====== Data to process

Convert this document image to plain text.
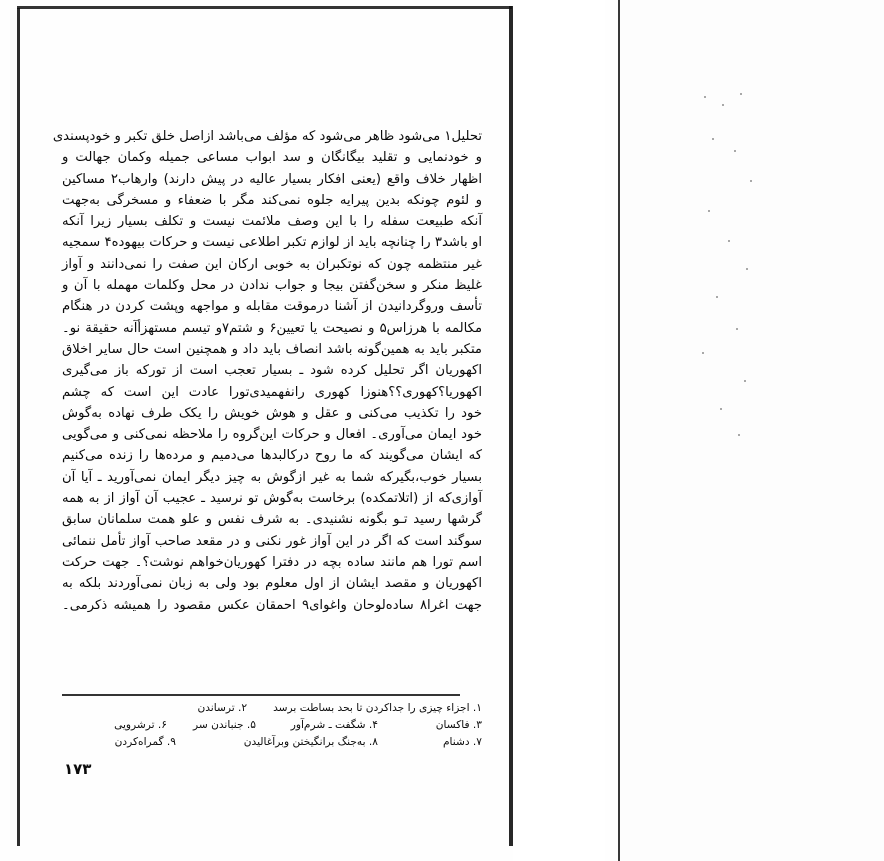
تحلیل۱ می‌شود ظاهر می‌شود که مؤلف می‌باشد ازاصل خلق تکبر و خودپسندی
و خودنمایی و تقلید بیگانگان و سد ابواب مساعی جمیله وکمان جهالت و
اظهار خلاف واقع (یعنی افکار بسیار عالیه در پیش دارند) وارهاب۲ مساکین
و لئوم چونکه بدین پیرایه جلوه نمی‌کند مگر با ضعفاء و مسخرگی به‌جهت
آنکه طبیعت سفله را با این وصف ملائمت نیست و تکلف بسیار زیرا آنکه
او باشد۳ را چنانچه باید از لوازم تکبر اطلاعی نیست و حرکات بیهوده۴ سمجیه
غیر منتظمه چون که نوتکبران به خوبی ارکان این صفت را نمی‌دانند و آواز
غلیظ منکر و سخن‌گفتن بیجا و جواب ندادن در محل وکلمات مهمله با آن و
تأسف وروگردانیدن از آشنا درموقت مقابله و مواجهه وپشت کردن در هنگام
مکالمه با هرزاس۵ و نصیحت یا تعیین۶ و شتم۷و تیسم مستهزأآنه حقیقة نو۔
متکبر باید به همین‌گونه باشد انصاف باید داد و همچنین است حال سایر اخلاق
اکهوریان اگر تحلیل کرده شود ـ بسیار تعجب است از تورکه باز می‌گیری
اکهوریا؟کهوری؟؟هنوزا کهوری رانفهمیدی‌تورا عادت این است که چشم
خود را تکذیب می‌کنی و عقل و هوش خویش را یکک طرف نهاده به‌گوش
خود ایمان می‌آوری۔ افعال و حرکات این‌گروه را ملاحظه نمی‌کنی و می‌گویی
که ایشان می‌گویند که ما روح درکالبدها می‌دمیم و مرده‌ها را زنده می‌کنیم
بسیار خوب،بگیرکه شما به غیر ازگوش به چیز دیگر ایمان نمی‌آورید ـ آیا آن
آوازی‌که از (اتلاتمکده) برخاست به‌گوش تو نرسید ـ عجیب آن آواز از به همه
گرشها رسید تـو بگونه نشنیدی۔ به شرف نفس و علو همت سلمانان سابق
سوگند است که اگر در این آواز غور نکنی و در مقعد صاحب آواز تأمل ننمائی
اسم تورا هم مانند ساده بچه در دفترا کهوریان‌خواهم نوشت؟۔ جهت حرکت
اکهوریان و مقصد ایشان از اول معلوم بود ولی به زبان نمی‌آوردند بلکه به
جهت اغرا۸ ساده‌لوحان واغوای۹ احمقان عکس مقصود را همیشه ذکرمی۔
۱. اجزاء چیزی را جداکردن تا بحد بساطت برسد
۲. ترساندن
۳. فاکسان
۴. شگفت ـ شرم‌آور
۵. جنباندن سر
۶. ترشرویی
۷. دشنام
۸. به‌جنگ برانگیختن وبرآغالیدن
۹. گمراه‌کردن
۱۷۳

============

What you will do: Each entry must be retyped word for word, with every image omitted.

Result of this exercise:
Convert this document image to plain text.
تحلیل۱ می‌شود ظاهر می‌شود که مؤلف می‌باشد ازاصل خلق تکبر و خودپسندی
و خودنمایی و تقلید بیگانگان و سد ابواب مساعی جمیله وکمان جهالت و
اظهار خلاف واقع (یعنی افکار بسیار عالیه در پیش دارند) وارهاب۲ مساکین
و لئوم چونکه بدین پیرایه جلوه نمی‌کند مگر با ضعفاء و مسخرگی به‌جهت
آنکه طبیعت سفله را با این وصف ملائمت نیست و تکلف بسیار زیرا آنکه
او باشد۳ را چنانچه باید از لوازم تکبر اطلاعی نیست و حرکات بیهوده۴ سمجیه
غیر منتظمه چون که نوتکبران به خوبی ارکان این صفت را نمی‌دانند و آواز
غلیظ منکر و سخن‌گفتن بیجا و جواب ندادن در محل وکلمات مهمله با آن و
تأسف وروگردانیدن از آشنا درموقت مقابله و مواجهه وپشت کردن در هنگام
مکالمه با هرزاس۵ و نصیحت یا تعیین۶ و شتم۷و تیسم مستهزأآنه حقیقة نو۔
متکبر باید به همین‌گونه باشد انصاف باید داد و همچنین است حال سایر اخلاق
اکهوریان اگر تحلیل کرده شود ـ بسیار تعجب است از تورکه باز می‌گیری
اکهوریا؟کهوری؟؟هنوزا کهوری رانفهمیدی‌تورا عادت این است که چشم
خود را تکذیب می‌کنی و عقل و هوش خویش را یکک طرف نهاده به‌گوش
خود ایمان می‌آوری۔ افعال و حرکات این‌گروه را ملاحظه نمی‌کنی و می‌گویی
که ایشان می‌گویند که ما روح درکالبدها می‌دمیم و مرده‌ها را زنده می‌کنیم
بسیار خوب،بگیرکه شما به غیر ازگوش به چیز دیگر ایمان نمی‌آورید ـ آیا آن
آوازی‌که از (اتلاتمکده) برخاست به‌گوش تو نرسید ـ عجیب آن آواز از به همه
گرشها رسید تـو بگونه نشنیدی۔ به شرف نفس و علو همت سلمانان سابق
سوگند است که اگر در این آواز غور نکنی و در مقعد صاحب آواز تأمل ننمائی
اسم تورا هم مانند ساده بچه در دفترا کهوریان‌خواهم نوشت؟۔ جهت حرکت
اکهوریان و مقصد ایشان از اول معلوم بود ولی به زبان نمی‌آوردند بلکه به
جهت اغرا۸ ساده‌لوحان واغوای۹ احمقان عکس مقصود را همیشه ذکرمی۔
۱. اجزاء چیزی را جداکردن تا بحد بساطت برسد
۲. ترساندن
۳. فاکسان
۴. شگفت ـ شرم‌آور
۵. جنباندن سر
۶. ترشرویی
۷. دشنام
۸. به‌جنگ برانگیختن وبرآغالیدن
۹. گمراه‌کردن
۱۷۳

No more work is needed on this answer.